Given request: Could you write out every record below exactly, leaving out any pictures?

Data in this exercise:
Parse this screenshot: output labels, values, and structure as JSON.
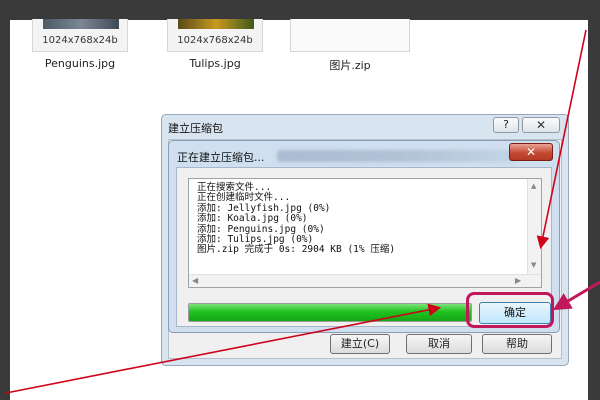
{
  "explorer": {
    "files": [
      {
        "name": "Penguins.jpg",
        "dims": "1024x768x24b"
      },
      {
        "name": "Tulips.jpg",
        "dims": "1024x768x24b"
      },
      {
        "name": "图片.zip",
        "dims": ""
      }
    ]
  },
  "outer_dialog": {
    "title": "建立压缩包",
    "help_label": "?",
    "close_label": "✕",
    "buttons": [
      "建立(C)",
      "取消",
      "帮助"
    ]
  },
  "inner_dialog": {
    "title": "正在建立压缩包...",
    "close_label": "✕",
    "log_lines": [
      "正在搜索文件...",
      "正在创建临时文件...",
      "添加: Jellyfish.jpg (0%)",
      "添加: Koala.jpg (0%)",
      "添加: Penguins.jpg (0%)",
      "添加: Tulips.jpg (0%)",
      "图片.zip 完成于 0s: 2904 KB (1% 压缩)"
    ],
    "progress_fraction": 1.0,
    "ok_label": "确定"
  },
  "colors": {
    "annotation_arrow": "#d0021b",
    "annotation_highlight": "#c2185b",
    "progress_green": "#1fc31f"
  }
}
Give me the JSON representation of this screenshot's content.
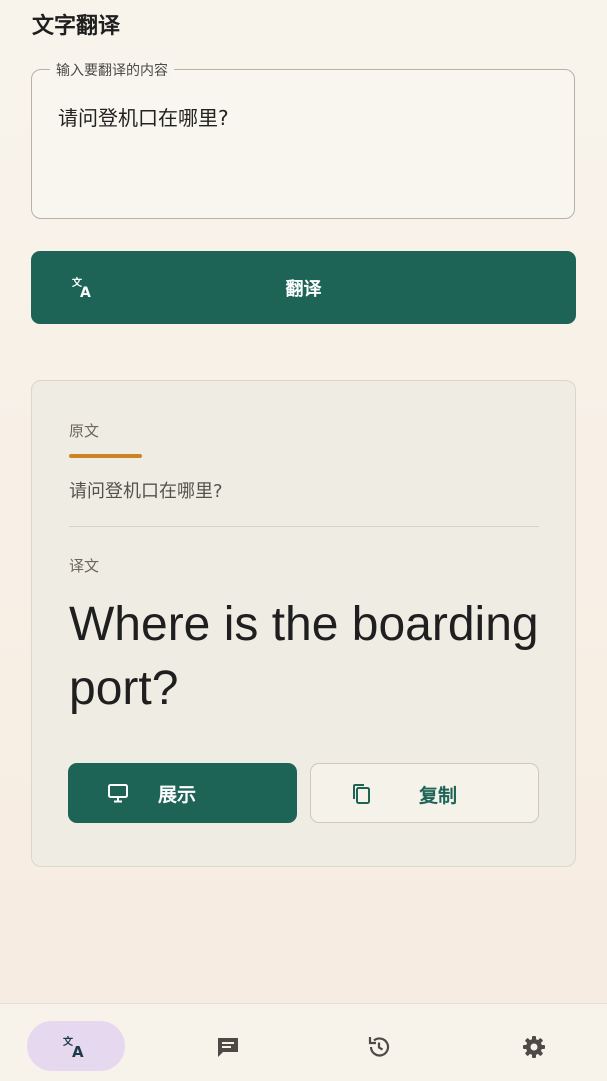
{
  "header": {
    "title": "文字翻译"
  },
  "input": {
    "legend": "输入要翻译的内容",
    "value": "请问登机口在哪里?"
  },
  "translate_button": {
    "label": "翻译",
    "icon": "translate-icon"
  },
  "result": {
    "source_label": "原文",
    "source_text": "请问登机口在哪里?",
    "target_label": "译文",
    "target_text": "Where is the boarding port?"
  },
  "actions": {
    "show_label": "展示",
    "show_icon": "monitor-icon",
    "copy_label": "复制",
    "copy_icon": "copy-icon"
  },
  "bottom_nav": {
    "items": [
      {
        "icon": "translate-icon",
        "active": true
      },
      {
        "icon": "chat-icon",
        "active": false
      },
      {
        "icon": "history-icon",
        "active": false
      },
      {
        "icon": "gear-icon",
        "active": false
      }
    ]
  },
  "colors": {
    "primary": "#1d6457",
    "accent": "#cd8426",
    "nav_active": "#e6d8ee"
  }
}
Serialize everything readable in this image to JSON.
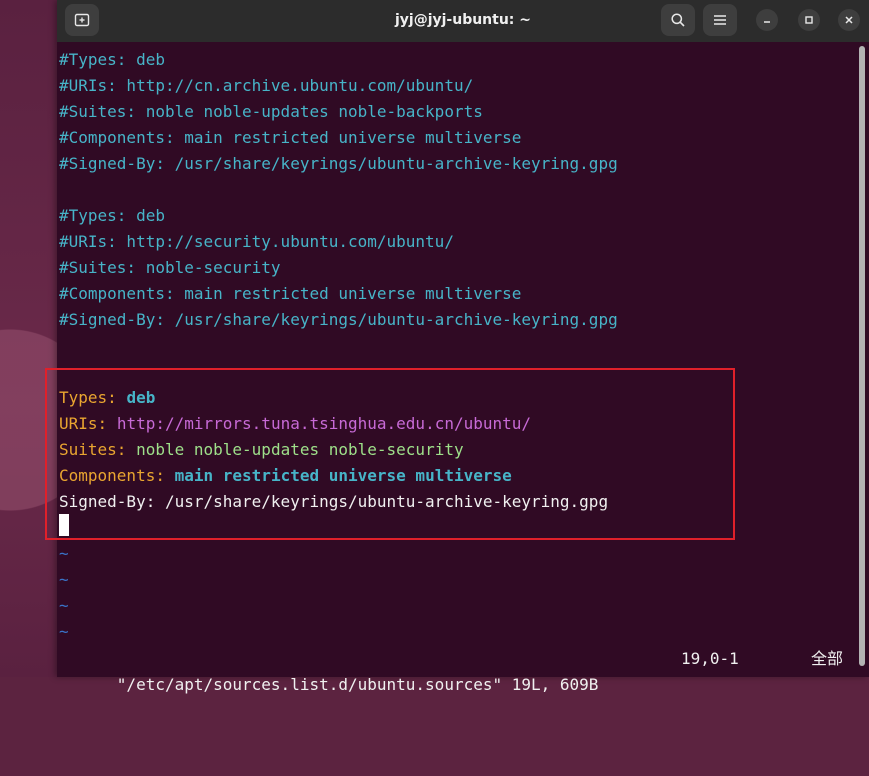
{
  "window": {
    "title": "jyj@jyj-ubuntu: ~"
  },
  "terminal": {
    "comment_block_1": [
      "#Types: deb",
      "#URIs: http://cn.archive.ubuntu.com/ubuntu/",
      "#Suites: noble noble-updates noble-backports",
      "#Components: main restricted universe multiverse",
      "#Signed-By: /usr/share/keyrings/ubuntu-archive-keyring.gpg"
    ],
    "comment_block_2": [
      "#Types: deb",
      "#URIs: http://security.ubuntu.com/ubuntu/",
      "#Suites: noble-security",
      "#Components: main restricted universe multiverse",
      "#Signed-By: /usr/share/keyrings/ubuntu-archive-keyring.gpg"
    ],
    "active_block": {
      "types_key": "Types:",
      "types_value": "deb",
      "uris_key": "URIs:",
      "uris_value": "http://mirrors.tuna.tsinghua.edu.cn/ubuntu/",
      "suites_key": "Suites:",
      "suites_value": "noble noble-updates noble-security",
      "components_key": "Components:",
      "components_value": "main restricted universe multiverse",
      "signed_by_line": "Signed-By: /usr/share/keyrings/ubuntu-archive-keyring.gpg"
    },
    "empty_marker": "~",
    "status": {
      "file_info": "\"/etc/apt/sources.list.d/ubuntu.sources\" 19L, 609B",
      "position": "19,0-1",
      "scroll_indicator": "全部"
    }
  },
  "colors": {
    "terminal_bg": "#300a24",
    "comment": "#47b4c8",
    "key": "#e9a530",
    "url": "#c76ad6",
    "suite_value": "#9ee08a",
    "highlight_border": "#e0202a",
    "tilde": "#3a74c9"
  },
  "icons": {
    "new_tab": "new-tab-icon",
    "search": "search-icon",
    "menu": "hamburger-menu-icon",
    "minimize": "minimize-icon",
    "maximize": "maximize-icon",
    "close": "close-icon"
  }
}
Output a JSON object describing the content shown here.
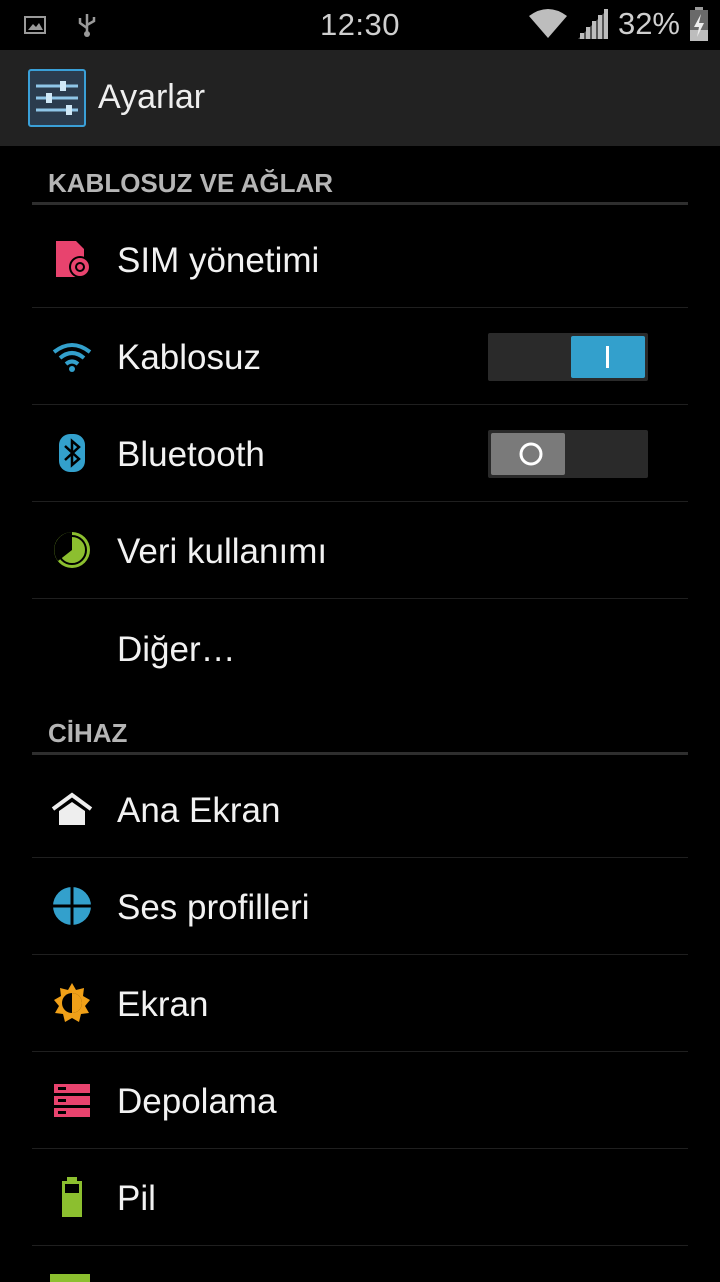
{
  "status_bar": {
    "time": "12:30",
    "battery_percent": "32%",
    "icons": [
      "image-notification-icon",
      "usb-icon",
      "wifi-signal-icon",
      "cell-signal-icon",
      "battery-charging-icon"
    ]
  },
  "action_bar": {
    "title": "Ayarlar",
    "icon": "settings-sliders-icon"
  },
  "sections": {
    "wireless": {
      "header": "KABLOSUZ VE AĞLAR",
      "items": [
        {
          "label": "SIM yönetimi",
          "icon": "sim-card-icon"
        },
        {
          "label": "Kablosuz",
          "icon": "wifi-icon",
          "toggle": "on"
        },
        {
          "label": "Bluetooth",
          "icon": "bluetooth-icon",
          "toggle": "off"
        },
        {
          "label": "Veri kullanımı",
          "icon": "data-usage-icon"
        },
        {
          "label": "Diğer…"
        }
      ]
    },
    "device": {
      "header": "CİHAZ",
      "items": [
        {
          "label": "Ana Ekran",
          "icon": "home-icon"
        },
        {
          "label": "Ses profilleri",
          "icon": "sound-profile-icon"
        },
        {
          "label": "Ekran",
          "icon": "brightness-icon"
        },
        {
          "label": "Depolama",
          "icon": "storage-icon"
        },
        {
          "label": "Pil",
          "icon": "battery-icon"
        }
      ]
    }
  },
  "colors": {
    "accent": "#33a0cc",
    "actionbar_bg": "#222222",
    "background": "#000000"
  }
}
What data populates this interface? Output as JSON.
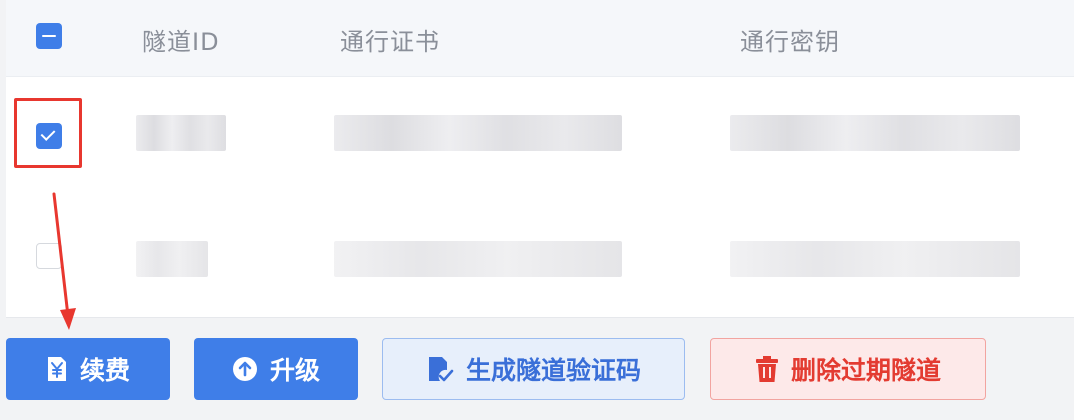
{
  "table": {
    "columns": [
      "隧道ID",
      "通行证书",
      "通行密钥"
    ],
    "rows": [
      {
        "checked": true
      },
      {
        "checked": false
      }
    ]
  },
  "actions": {
    "renew_label": "续费",
    "upgrade_label": "升级",
    "code_label": "生成隧道验证码",
    "delete_label": "删除过期隧道"
  },
  "icons": {
    "renew": "yen-document-icon",
    "upgrade": "upload-arrow-icon",
    "code": "document-check-icon",
    "delete": "trash-icon"
  },
  "colors": {
    "primary": "#3f7ee8",
    "danger": "#e33b31",
    "annotation": "#e8372f"
  }
}
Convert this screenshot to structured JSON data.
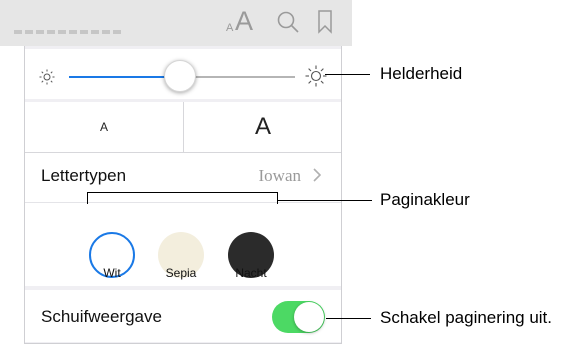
{
  "toolbar": {
    "font_icon_small": "A",
    "font_icon_large": "A",
    "search_icon": "search-icon",
    "bookmark_icon": "bookmark-icon"
  },
  "brightness": {
    "level_percent": 58,
    "min_icon": "sun-small-icon",
    "max_icon": "sun-large-icon"
  },
  "font_size": {
    "smaller_label": "A",
    "larger_label": "A"
  },
  "fonts": {
    "label": "Lettertypen",
    "value": "Iowan"
  },
  "themes": [
    {
      "label": "Wit",
      "color": "#ffffff",
      "selected": true
    },
    {
      "label": "Sepia",
      "color": "#f3eedd",
      "selected": false
    },
    {
      "label": "Nacht",
      "color": "#2b2b2b",
      "selected": false
    }
  ],
  "scroll": {
    "label": "Schuifweergave",
    "on": true,
    "toggle_color": "#4cd964"
  },
  "callouts": {
    "brightness": "Helderheid",
    "page_color": "Paginakleur",
    "toggle": "Schakel paginering uit."
  },
  "colors": {
    "accent": "#1a79e6"
  }
}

Exercise response:
Parse this screenshot: output labels, values, and structure as JSON.
{
  "explorer": {
    "files": [
      {
        "name": "Penguins.jpg",
        "dims": "1024x768x24b"
      },
      {
        "name": "Tulips.jpg",
        "dims": "1024x768x24b"
      },
      {
        "name": "图片.zip",
        "dims": ""
      }
    ]
  },
  "outer_dialog": {
    "title": "建立压缩包",
    "help_label": "?",
    "close_label": "✕",
    "buttons": [
      "建立(C)",
      "取消",
      "帮助"
    ]
  },
  "inner_dialog": {
    "title": "正在建立压缩包...",
    "close_label": "✕",
    "log_lines": [
      "正在搜索文件...",
      "正在创建临时文件...",
      "添加: Jellyfish.jpg (0%)",
      "添加: Koala.jpg (0%)",
      "添加: Penguins.jpg (0%)",
      "添加: Tulips.jpg (0%)",
      "图片.zip 完成于 0s: 2904 KB (1% 压缩)"
    ],
    "progress_fraction": 1.0,
    "ok_label": "确定"
  },
  "colors": {
    "annotation_arrow": "#d0021b",
    "annotation_highlight": "#c2185b",
    "progress_green": "#1fc31f"
  }
}
Give me the JSON representation of this screenshot's content.
{
  "header": {
    "title": "文字翻译"
  },
  "input": {
    "legend": "输入要翻译的内容",
    "value": "请问登机口在哪里?"
  },
  "translate_button": {
    "label": "翻译",
    "icon": "translate-icon"
  },
  "result": {
    "source_label": "原文",
    "source_text": "请问登机口在哪里?",
    "target_label": "译文",
    "target_text": "Where is the boarding port?"
  },
  "actions": {
    "show_label": "展示",
    "show_icon": "monitor-icon",
    "copy_label": "复制",
    "copy_icon": "copy-icon"
  },
  "bottom_nav": {
    "items": [
      {
        "icon": "translate-icon",
        "active": true
      },
      {
        "icon": "chat-icon",
        "active": false
      },
      {
        "icon": "history-icon",
        "active": false
      },
      {
        "icon": "gear-icon",
        "active": false
      }
    ]
  },
  "colors": {
    "primary": "#1d6457",
    "accent": "#cd8426",
    "nav_active": "#e6d8ee"
  }
}
Serialize everything readable in this image to JSON.
{
  "window": {
    "title": "jyj@jyj-ubuntu: ~"
  },
  "terminal": {
    "comment_block_1": [
      "#Types: deb",
      "#URIs: http://cn.archive.ubuntu.com/ubuntu/",
      "#Suites: noble noble-updates noble-backports",
      "#Components: main restricted universe multiverse",
      "#Signed-By: /usr/share/keyrings/ubuntu-archive-keyring.gpg"
    ],
    "comment_block_2": [
      "#Types: deb",
      "#URIs: http://security.ubuntu.com/ubuntu/",
      "#Suites: noble-security",
      "#Components: main restricted universe multiverse",
      "#Signed-By: /usr/share/keyrings/ubuntu-archive-keyring.gpg"
    ],
    "active_block": {
      "types_key": "Types:",
      "types_value": "deb",
      "uris_key": "URIs:",
      "uris_value": "http://mirrors.tuna.tsinghua.edu.cn/ubuntu/",
      "suites_key": "Suites:",
      "suites_value": "noble noble-updates noble-security",
      "components_key": "Components:",
      "components_value": "main restricted universe multiverse",
      "signed_by_line": "Signed-By: /usr/share/keyrings/ubuntu-archive-keyring.gpg"
    },
    "empty_marker": "~",
    "status": {
      "file_info": "\"/etc/apt/sources.list.d/ubuntu.sources\" 19L, 609B",
      "position": "19,0-1",
      "scroll_indicator": "全部"
    }
  },
  "colors": {
    "terminal_bg": "#300a24",
    "comment": "#47b4c8",
    "key": "#e9a530",
    "url": "#c76ad6",
    "suite_value": "#9ee08a",
    "highlight_border": "#e0202a",
    "tilde": "#3a74c9"
  },
  "icons": {
    "new_tab": "new-tab-icon",
    "search": "search-icon",
    "menu": "hamburger-menu-icon",
    "minimize": "minimize-icon",
    "maximize": "maximize-icon",
    "close": "close-icon"
  }
}
Output a JSON object describing the content shown here.
{
  "status_bar": {
    "time": "12:30",
    "battery_percent": "32%",
    "icons": [
      "image-notification-icon",
      "usb-icon",
      "wifi-signal-icon",
      "cell-signal-icon",
      "battery-charging-icon"
    ]
  },
  "action_bar": {
    "title": "Ayarlar",
    "icon": "settings-sliders-icon"
  },
  "sections": {
    "wireless": {
      "header": "KABLOSUZ VE AĞLAR",
      "items": [
        {
          "label": "SIM yönetimi",
          "icon": "sim-card-icon"
        },
        {
          "label": "Kablosuz",
          "icon": "wifi-icon",
          "toggle": "on"
        },
        {
          "label": "Bluetooth",
          "icon": "bluetooth-icon",
          "toggle": "off"
        },
        {
          "label": "Veri kullanımı",
          "icon": "data-usage-icon"
        },
        {
          "label": "Diğer…"
        }
      ]
    },
    "device": {
      "header": "CİHAZ",
      "items": [
        {
          "label": "Ana Ekran",
          "icon": "home-icon"
        },
        {
          "label": "Ses profilleri",
          "icon": "sound-profile-icon"
        },
        {
          "label": "Ekran",
          "icon": "brightness-icon"
        },
        {
          "label": "Depolama",
          "icon": "storage-icon"
        },
        {
          "label": "Pil",
          "icon": "battery-icon"
        }
      ]
    }
  },
  "colors": {
    "accent": "#33a0cc",
    "actionbar_bg": "#222222",
    "background": "#000000"
  }
}
What data populates this interface? Output as JSON.
{
  "table": {
    "columns": [
      "隧道ID",
      "通行证书",
      "通行密钥"
    ],
    "rows": [
      {
        "checked": true
      },
      {
        "checked": false
      }
    ]
  },
  "actions": {
    "renew_label": "续费",
    "upgrade_label": "升级",
    "code_label": "生成隧道验证码",
    "delete_label": "删除过期隧道"
  },
  "icons": {
    "renew": "yen-document-icon",
    "upgrade": "upload-arrow-icon",
    "code": "document-check-icon",
    "delete": "trash-icon"
  },
  "colors": {
    "primary": "#3f7ee8",
    "danger": "#e33b31",
    "annotation": "#e8372f"
  }
}
Convert this screenshot to structured JSON data.
{
  "toolbar": {
    "font_icon_small": "A",
    "font_icon_large": "A",
    "search_icon": "search-icon",
    "bookmark_icon": "bookmark-icon"
  },
  "brightness": {
    "level_percent": 58,
    "min_icon": "sun-small-icon",
    "max_icon": "sun-large-icon"
  },
  "font_size": {
    "smaller_label": "A",
    "larger_label": "A"
  },
  "fonts": {
    "label": "Lettertypen",
    "value": "Iowan"
  },
  "themes": [
    {
      "label": "Wit",
      "color": "#ffffff",
      "selected": true
    },
    {
      "label": "Sepia",
      "color": "#f3eedd",
      "selected": false
    },
    {
      "label": "Nacht",
      "color": "#2b2b2b",
      "selected": false
    }
  ],
  "scroll": {
    "label": "Schuifweergave",
    "on": true,
    "toggle_color": "#4cd964"
  },
  "callouts": {
    "brightness": "Helderheid",
    "page_color": "Paginakleur",
    "toggle": "Schakel paginering uit."
  },
  "colors": {
    "accent": "#1a79e6"
  }
}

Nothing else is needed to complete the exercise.